(Stored dataset items)
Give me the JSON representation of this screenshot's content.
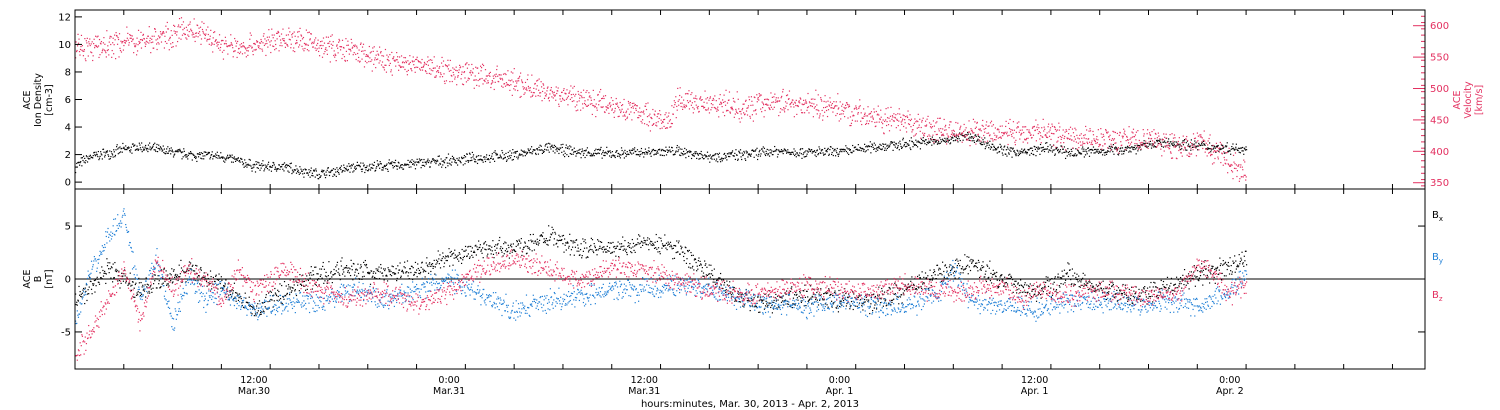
{
  "chart_data": [
    {
      "type": "scatter",
      "x_label": "hours:minutes, Mar. 30, 2013 - Apr. 2, 2013",
      "x_ticks": [
        {
          "t": 12,
          "time": "12:00",
          "date": "Mar.30"
        },
        {
          "t": 24,
          "time": "0:00",
          "date": "Mar.31"
        },
        {
          "t": 36,
          "time": "12:00",
          "date": "Mar.31"
        },
        {
          "t": 48,
          "time": "0:00",
          "date": "Apr. 1"
        },
        {
          "t": 60,
          "time": "12:00",
          "date": "Apr. 1"
        },
        {
          "t": 72,
          "time": "0:00",
          "date": "Apr. 2"
        }
      ],
      "x_range": [
        1,
        84
      ],
      "left_axis": {
        "label": [
          "ACE",
          "Ion Density",
          "[cm-3]"
        ],
        "ylim": [
          -0.5,
          12.5
        ],
        "ticks": [
          0,
          2,
          4,
          6,
          8,
          10,
          12
        ]
      },
      "right_axis": {
        "label": [
          "ACE",
          "Velocity",
          "[km/s]"
        ],
        "ylim": [
          340,
          625
        ],
        "ticks": [
          350,
          400,
          450,
          500,
          550,
          600
        ]
      },
      "series": [
        {
          "axis": "left",
          "color": "#000000",
          "keyframes": [
            [
              1,
              1.2
            ],
            [
              2,
              1.9
            ],
            [
              4,
              2.4
            ],
            [
              5,
              2.6
            ],
            [
              8,
              2.0
            ],
            [
              10,
              1.9
            ],
            [
              12,
              1.2
            ],
            [
              14,
              1.1
            ],
            [
              16,
              0.6
            ],
            [
              18,
              1.1
            ],
            [
              20,
              1.2
            ],
            [
              22,
              1.4
            ],
            [
              24,
              1.6
            ],
            [
              26,
              1.8
            ],
            [
              28,
              2.0
            ],
            [
              30,
              2.5
            ],
            [
              32,
              2.2
            ],
            [
              34,
              2.1
            ],
            [
              36,
              2.2
            ],
            [
              38,
              2.3
            ],
            [
              40,
              1.9
            ],
            [
              42,
              2.0
            ],
            [
              44,
              2.3
            ],
            [
              46,
              2.2
            ],
            [
              48,
              2.2
            ],
            [
              50,
              2.6
            ],
            [
              52,
              2.8
            ],
            [
              54,
              3.0
            ],
            [
              56,
              3.4
            ],
            [
              58,
              2.3
            ],
            [
              59.5,
              2.2
            ],
            [
              60.5,
              2.5
            ],
            [
              62,
              2.2
            ],
            [
              64,
              2.3
            ],
            [
              66,
              2.5
            ],
            [
              67.5,
              2.9
            ],
            [
              69,
              2.8
            ],
            [
              72,
              2.5
            ],
            [
              73,
              2.5
            ]
          ]
        },
        {
          "axis": "right",
          "color": "#e33060",
          "keyframes": [
            [
              1,
              570
            ],
            [
              2,
              565
            ],
            [
              4,
              575
            ],
            [
              6,
              580
            ],
            [
              8,
              595
            ],
            [
              9,
              585
            ],
            [
              10,
              570
            ],
            [
              11,
              565
            ],
            [
              12,
              570
            ],
            [
              14,
              580
            ],
            [
              16,
              570
            ],
            [
              18,
              560
            ],
            [
              20,
              545
            ],
            [
              24,
              530
            ],
            [
              28,
              510
            ],
            [
              30,
              495
            ],
            [
              32,
              485
            ],
            [
              34,
              475
            ],
            [
              36,
              460
            ],
            [
              37.5,
              445
            ],
            [
              38,
              480
            ],
            [
              40,
              480
            ],
            [
              42,
              470
            ],
            [
              44,
              480
            ],
            [
              46,
              475
            ],
            [
              48,
              470
            ],
            [
              50,
              455
            ],
            [
              52,
              445
            ],
            [
              54,
              435
            ],
            [
              56,
              430
            ],
            [
              58,
              430
            ],
            [
              60,
              435
            ],
            [
              61,
              430
            ],
            [
              62,
              425
            ],
            [
              64,
              420
            ],
            [
              66,
              420
            ],
            [
              68,
              415
            ],
            [
              69.5,
              405
            ],
            [
              70,
              420
            ],
            [
              71,
              400
            ],
            [
              72,
              380
            ],
            [
              73,
              370
            ]
          ]
        }
      ]
    },
    {
      "type": "scatter",
      "y_label": [
        "ACE",
        "B",
        "[nT]"
      ],
      "ylim": [
        -8.5,
        8.5
      ],
      "y_ticks": [
        -5,
        0,
        5
      ],
      "legend": [
        {
          "label": "Bx",
          "color": "#000000"
        },
        {
          "label": "By",
          "color": "#1f7fd6"
        },
        {
          "label": "Bz",
          "color": "#e33060"
        }
      ],
      "series": [
        {
          "name": "Bx",
          "color": "#000000",
          "keyframes": [
            [
              1,
              -2.0
            ],
            [
              3,
              1.0
            ],
            [
              5,
              -1.0
            ],
            [
              8,
              1.0
            ],
            [
              10,
              -0.5
            ],
            [
              12,
              -3.0
            ],
            [
              14,
              -1.0
            ],
            [
              16,
              0.5
            ],
            [
              18,
              1.0
            ],
            [
              20,
              0.5
            ],
            [
              22,
              1.0
            ],
            [
              24,
              2.0
            ],
            [
              26,
              3.0
            ],
            [
              28,
              3.0
            ],
            [
              30,
              4.0
            ],
            [
              32,
              3.0
            ],
            [
              34,
              3.0
            ],
            [
              36,
              3.5
            ],
            [
              38,
              3.0
            ],
            [
              40,
              0.5
            ],
            [
              42,
              -2.0
            ],
            [
              44,
              -2.0
            ],
            [
              46,
              -1.5
            ],
            [
              48,
              -2.0
            ],
            [
              50,
              -2.0
            ],
            [
              52,
              -1.0
            ],
            [
              54,
              0.5
            ],
            [
              56,
              1.5
            ],
            [
              58,
              0.0
            ],
            [
              60,
              -1.0
            ],
            [
              61,
              -0.5
            ],
            [
              62,
              0.5
            ],
            [
              64,
              -1.0
            ],
            [
              66,
              -1.5
            ],
            [
              68,
              -1.0
            ],
            [
              70,
              0.5
            ],
            [
              72,
              1.0
            ],
            [
              73,
              2.0
            ]
          ]
        },
        {
          "name": "By",
          "color": "#1f7fd6",
          "keyframes": [
            [
              1,
              -4.0
            ],
            [
              2,
              1.0
            ],
            [
              3,
              4.0
            ],
            [
              4,
              6.0
            ],
            [
              5,
              -2.0
            ],
            [
              6,
              2.0
            ],
            [
              7,
              -4.0
            ],
            [
              8,
              0.0
            ],
            [
              9,
              -2.0
            ],
            [
              10,
              -1.0
            ],
            [
              12,
              -3.0
            ],
            [
              14,
              -2.0
            ],
            [
              16,
              -2.0
            ],
            [
              18,
              -1.0
            ],
            [
              20,
              -2.0
            ],
            [
              22,
              -1.0
            ],
            [
              24,
              0.0
            ],
            [
              26,
              -1.5
            ],
            [
              28,
              -3.0
            ],
            [
              30,
              -2.0
            ],
            [
              32,
              -1.5
            ],
            [
              34,
              -1.0
            ],
            [
              36,
              -1.0
            ],
            [
              38,
              -0.5
            ],
            [
              40,
              -1.0
            ],
            [
              42,
              -2.0
            ],
            [
              44,
              -2.5
            ],
            [
              46,
              -2.5
            ],
            [
              48,
              -2.0
            ],
            [
              50,
              -2.5
            ],
            [
              52,
              -2.5
            ],
            [
              54,
              -1.5
            ],
            [
              55,
              1.0
            ],
            [
              56,
              -2.0
            ],
            [
              58,
              -2.5
            ],
            [
              60,
              -3.0
            ],
            [
              62,
              -2.0
            ],
            [
              64,
              -2.0
            ],
            [
              66,
              -2.5
            ],
            [
              68,
              -2.0
            ],
            [
              70,
              -2.5
            ],
            [
              72,
              -1.0
            ],
            [
              73,
              0.5
            ]
          ]
        },
        {
          "name": "Bz",
          "color": "#e33060",
          "keyframes": [
            [
              1,
              -7.0
            ],
            [
              2,
              -5.0
            ],
            [
              3,
              -2.0
            ],
            [
              4,
              1.0
            ],
            [
              5,
              -4.0
            ],
            [
              6,
              2.0
            ],
            [
              7,
              -1.0
            ],
            [
              8,
              1.0
            ],
            [
              9,
              0.0
            ],
            [
              10,
              -2.0
            ],
            [
              11,
              1.0
            ],
            [
              12,
              -1.0
            ],
            [
              14,
              1.0
            ],
            [
              16,
              -1.0
            ],
            [
              18,
              -2.0
            ],
            [
              20,
              -1.0
            ],
            [
              22,
              -2.5
            ],
            [
              24,
              -1.0
            ],
            [
              26,
              1.0
            ],
            [
              28,
              2.0
            ],
            [
              30,
              1.0
            ],
            [
              32,
              0.0
            ],
            [
              34,
              1.0
            ],
            [
              36,
              1.0
            ],
            [
              38,
              0.0
            ],
            [
              40,
              -1.0
            ],
            [
              42,
              -1.5
            ],
            [
              44,
              -1.0
            ],
            [
              46,
              -0.5
            ],
            [
              48,
              -1.0
            ],
            [
              50,
              -1.0
            ],
            [
              52,
              -0.5
            ],
            [
              54,
              -1.0
            ],
            [
              56,
              -1.0
            ],
            [
              58,
              -0.5
            ],
            [
              59,
              -2.0
            ],
            [
              60,
              -1.0
            ],
            [
              62,
              -1.5
            ],
            [
              64,
              -1.0
            ],
            [
              66,
              -1.5
            ],
            [
              68,
              -1.5
            ],
            [
              69,
              -1.0
            ],
            [
              70,
              1.5
            ],
            [
              71,
              0.5
            ],
            [
              72,
              -1.5
            ],
            [
              73,
              -0.5
            ]
          ]
        }
      ]
    }
  ]
}
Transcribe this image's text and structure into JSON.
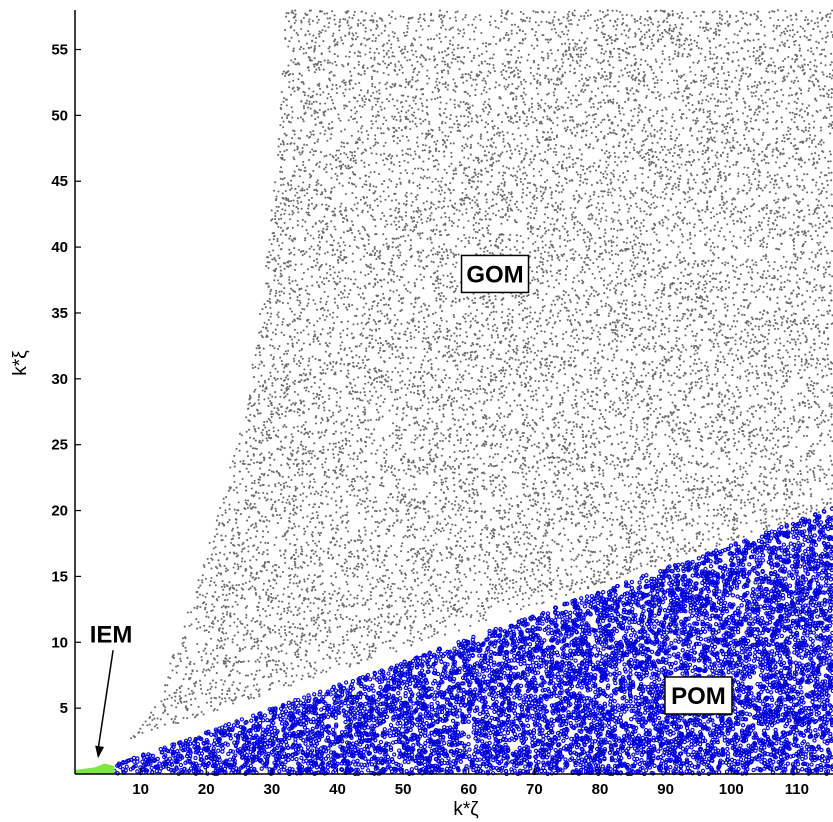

> **STATED PROBLEM**: For the records above, state how many lines include the string "this", giving the number and nothing else.

> **THE OUTPUT**: 2